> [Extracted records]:
+++

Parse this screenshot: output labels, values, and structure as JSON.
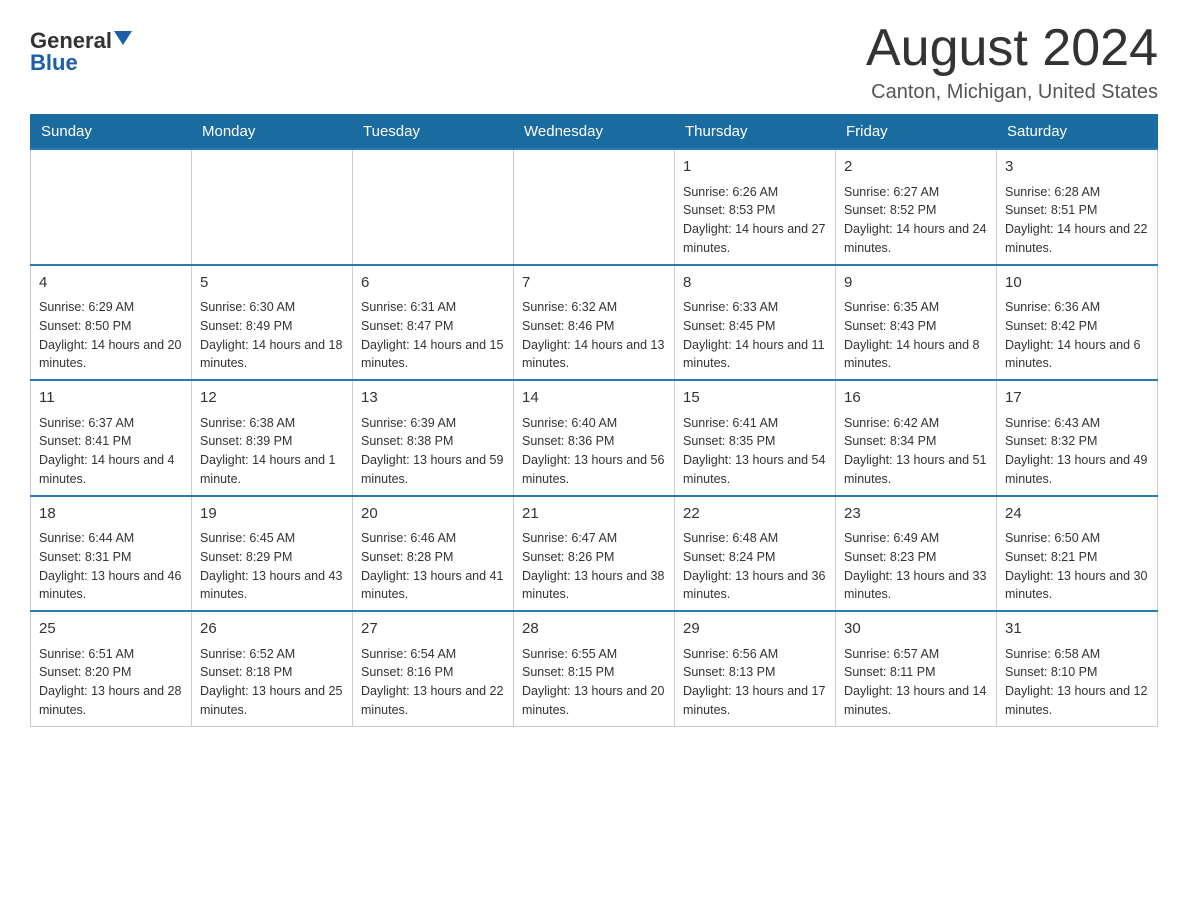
{
  "header": {
    "logo_general": "General",
    "logo_blue": "Blue",
    "month_title": "August 2024",
    "location": "Canton, Michigan, United States"
  },
  "weekdays": [
    "Sunday",
    "Monday",
    "Tuesday",
    "Wednesday",
    "Thursday",
    "Friday",
    "Saturday"
  ],
  "weeks": [
    [
      {
        "day": "",
        "info": ""
      },
      {
        "day": "",
        "info": ""
      },
      {
        "day": "",
        "info": ""
      },
      {
        "day": "",
        "info": ""
      },
      {
        "day": "1",
        "info": "Sunrise: 6:26 AM\nSunset: 8:53 PM\nDaylight: 14 hours and 27 minutes."
      },
      {
        "day": "2",
        "info": "Sunrise: 6:27 AM\nSunset: 8:52 PM\nDaylight: 14 hours and 24 minutes."
      },
      {
        "day": "3",
        "info": "Sunrise: 6:28 AM\nSunset: 8:51 PM\nDaylight: 14 hours and 22 minutes."
      }
    ],
    [
      {
        "day": "4",
        "info": "Sunrise: 6:29 AM\nSunset: 8:50 PM\nDaylight: 14 hours and 20 minutes."
      },
      {
        "day": "5",
        "info": "Sunrise: 6:30 AM\nSunset: 8:49 PM\nDaylight: 14 hours and 18 minutes."
      },
      {
        "day": "6",
        "info": "Sunrise: 6:31 AM\nSunset: 8:47 PM\nDaylight: 14 hours and 15 minutes."
      },
      {
        "day": "7",
        "info": "Sunrise: 6:32 AM\nSunset: 8:46 PM\nDaylight: 14 hours and 13 minutes."
      },
      {
        "day": "8",
        "info": "Sunrise: 6:33 AM\nSunset: 8:45 PM\nDaylight: 14 hours and 11 minutes."
      },
      {
        "day": "9",
        "info": "Sunrise: 6:35 AM\nSunset: 8:43 PM\nDaylight: 14 hours and 8 minutes."
      },
      {
        "day": "10",
        "info": "Sunrise: 6:36 AM\nSunset: 8:42 PM\nDaylight: 14 hours and 6 minutes."
      }
    ],
    [
      {
        "day": "11",
        "info": "Sunrise: 6:37 AM\nSunset: 8:41 PM\nDaylight: 14 hours and 4 minutes."
      },
      {
        "day": "12",
        "info": "Sunrise: 6:38 AM\nSunset: 8:39 PM\nDaylight: 14 hours and 1 minute."
      },
      {
        "day": "13",
        "info": "Sunrise: 6:39 AM\nSunset: 8:38 PM\nDaylight: 13 hours and 59 minutes."
      },
      {
        "day": "14",
        "info": "Sunrise: 6:40 AM\nSunset: 8:36 PM\nDaylight: 13 hours and 56 minutes."
      },
      {
        "day": "15",
        "info": "Sunrise: 6:41 AM\nSunset: 8:35 PM\nDaylight: 13 hours and 54 minutes."
      },
      {
        "day": "16",
        "info": "Sunrise: 6:42 AM\nSunset: 8:34 PM\nDaylight: 13 hours and 51 minutes."
      },
      {
        "day": "17",
        "info": "Sunrise: 6:43 AM\nSunset: 8:32 PM\nDaylight: 13 hours and 49 minutes."
      }
    ],
    [
      {
        "day": "18",
        "info": "Sunrise: 6:44 AM\nSunset: 8:31 PM\nDaylight: 13 hours and 46 minutes."
      },
      {
        "day": "19",
        "info": "Sunrise: 6:45 AM\nSunset: 8:29 PM\nDaylight: 13 hours and 43 minutes."
      },
      {
        "day": "20",
        "info": "Sunrise: 6:46 AM\nSunset: 8:28 PM\nDaylight: 13 hours and 41 minutes."
      },
      {
        "day": "21",
        "info": "Sunrise: 6:47 AM\nSunset: 8:26 PM\nDaylight: 13 hours and 38 minutes."
      },
      {
        "day": "22",
        "info": "Sunrise: 6:48 AM\nSunset: 8:24 PM\nDaylight: 13 hours and 36 minutes."
      },
      {
        "day": "23",
        "info": "Sunrise: 6:49 AM\nSunset: 8:23 PM\nDaylight: 13 hours and 33 minutes."
      },
      {
        "day": "24",
        "info": "Sunrise: 6:50 AM\nSunset: 8:21 PM\nDaylight: 13 hours and 30 minutes."
      }
    ],
    [
      {
        "day": "25",
        "info": "Sunrise: 6:51 AM\nSunset: 8:20 PM\nDaylight: 13 hours and 28 minutes."
      },
      {
        "day": "26",
        "info": "Sunrise: 6:52 AM\nSunset: 8:18 PM\nDaylight: 13 hours and 25 minutes."
      },
      {
        "day": "27",
        "info": "Sunrise: 6:54 AM\nSunset: 8:16 PM\nDaylight: 13 hours and 22 minutes."
      },
      {
        "day": "28",
        "info": "Sunrise: 6:55 AM\nSunset: 8:15 PM\nDaylight: 13 hours and 20 minutes."
      },
      {
        "day": "29",
        "info": "Sunrise: 6:56 AM\nSunset: 8:13 PM\nDaylight: 13 hours and 17 minutes."
      },
      {
        "day": "30",
        "info": "Sunrise: 6:57 AM\nSunset: 8:11 PM\nDaylight: 13 hours and 14 minutes."
      },
      {
        "day": "31",
        "info": "Sunrise: 6:58 AM\nSunset: 8:10 PM\nDaylight: 13 hours and 12 minutes."
      }
    ]
  ]
}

+++

> [GIVEN INSTRUCTION]: Your task is to copy the entries in full and exactly, without any images.

> [OUTPUT]:
Parse this screenshot: output labels, values, and structure as JSON.
{
  "header": {
    "logo_general": "General",
    "logo_blue": "Blue",
    "month_title": "August 2024",
    "location": "Canton, Michigan, United States"
  },
  "weekdays": [
    "Sunday",
    "Monday",
    "Tuesday",
    "Wednesday",
    "Thursday",
    "Friday",
    "Saturday"
  ],
  "weeks": [
    [
      {
        "day": "",
        "info": ""
      },
      {
        "day": "",
        "info": ""
      },
      {
        "day": "",
        "info": ""
      },
      {
        "day": "",
        "info": ""
      },
      {
        "day": "1",
        "info": "Sunrise: 6:26 AM\nSunset: 8:53 PM\nDaylight: 14 hours and 27 minutes."
      },
      {
        "day": "2",
        "info": "Sunrise: 6:27 AM\nSunset: 8:52 PM\nDaylight: 14 hours and 24 minutes."
      },
      {
        "day": "3",
        "info": "Sunrise: 6:28 AM\nSunset: 8:51 PM\nDaylight: 14 hours and 22 minutes."
      }
    ],
    [
      {
        "day": "4",
        "info": "Sunrise: 6:29 AM\nSunset: 8:50 PM\nDaylight: 14 hours and 20 minutes."
      },
      {
        "day": "5",
        "info": "Sunrise: 6:30 AM\nSunset: 8:49 PM\nDaylight: 14 hours and 18 minutes."
      },
      {
        "day": "6",
        "info": "Sunrise: 6:31 AM\nSunset: 8:47 PM\nDaylight: 14 hours and 15 minutes."
      },
      {
        "day": "7",
        "info": "Sunrise: 6:32 AM\nSunset: 8:46 PM\nDaylight: 14 hours and 13 minutes."
      },
      {
        "day": "8",
        "info": "Sunrise: 6:33 AM\nSunset: 8:45 PM\nDaylight: 14 hours and 11 minutes."
      },
      {
        "day": "9",
        "info": "Sunrise: 6:35 AM\nSunset: 8:43 PM\nDaylight: 14 hours and 8 minutes."
      },
      {
        "day": "10",
        "info": "Sunrise: 6:36 AM\nSunset: 8:42 PM\nDaylight: 14 hours and 6 minutes."
      }
    ],
    [
      {
        "day": "11",
        "info": "Sunrise: 6:37 AM\nSunset: 8:41 PM\nDaylight: 14 hours and 4 minutes."
      },
      {
        "day": "12",
        "info": "Sunrise: 6:38 AM\nSunset: 8:39 PM\nDaylight: 14 hours and 1 minute."
      },
      {
        "day": "13",
        "info": "Sunrise: 6:39 AM\nSunset: 8:38 PM\nDaylight: 13 hours and 59 minutes."
      },
      {
        "day": "14",
        "info": "Sunrise: 6:40 AM\nSunset: 8:36 PM\nDaylight: 13 hours and 56 minutes."
      },
      {
        "day": "15",
        "info": "Sunrise: 6:41 AM\nSunset: 8:35 PM\nDaylight: 13 hours and 54 minutes."
      },
      {
        "day": "16",
        "info": "Sunrise: 6:42 AM\nSunset: 8:34 PM\nDaylight: 13 hours and 51 minutes."
      },
      {
        "day": "17",
        "info": "Sunrise: 6:43 AM\nSunset: 8:32 PM\nDaylight: 13 hours and 49 minutes."
      }
    ],
    [
      {
        "day": "18",
        "info": "Sunrise: 6:44 AM\nSunset: 8:31 PM\nDaylight: 13 hours and 46 minutes."
      },
      {
        "day": "19",
        "info": "Sunrise: 6:45 AM\nSunset: 8:29 PM\nDaylight: 13 hours and 43 minutes."
      },
      {
        "day": "20",
        "info": "Sunrise: 6:46 AM\nSunset: 8:28 PM\nDaylight: 13 hours and 41 minutes."
      },
      {
        "day": "21",
        "info": "Sunrise: 6:47 AM\nSunset: 8:26 PM\nDaylight: 13 hours and 38 minutes."
      },
      {
        "day": "22",
        "info": "Sunrise: 6:48 AM\nSunset: 8:24 PM\nDaylight: 13 hours and 36 minutes."
      },
      {
        "day": "23",
        "info": "Sunrise: 6:49 AM\nSunset: 8:23 PM\nDaylight: 13 hours and 33 minutes."
      },
      {
        "day": "24",
        "info": "Sunrise: 6:50 AM\nSunset: 8:21 PM\nDaylight: 13 hours and 30 minutes."
      }
    ],
    [
      {
        "day": "25",
        "info": "Sunrise: 6:51 AM\nSunset: 8:20 PM\nDaylight: 13 hours and 28 minutes."
      },
      {
        "day": "26",
        "info": "Sunrise: 6:52 AM\nSunset: 8:18 PM\nDaylight: 13 hours and 25 minutes."
      },
      {
        "day": "27",
        "info": "Sunrise: 6:54 AM\nSunset: 8:16 PM\nDaylight: 13 hours and 22 minutes."
      },
      {
        "day": "28",
        "info": "Sunrise: 6:55 AM\nSunset: 8:15 PM\nDaylight: 13 hours and 20 minutes."
      },
      {
        "day": "29",
        "info": "Sunrise: 6:56 AM\nSunset: 8:13 PM\nDaylight: 13 hours and 17 minutes."
      },
      {
        "day": "30",
        "info": "Sunrise: 6:57 AM\nSunset: 8:11 PM\nDaylight: 13 hours and 14 minutes."
      },
      {
        "day": "31",
        "info": "Sunrise: 6:58 AM\nSunset: 8:10 PM\nDaylight: 13 hours and 12 minutes."
      }
    ]
  ]
}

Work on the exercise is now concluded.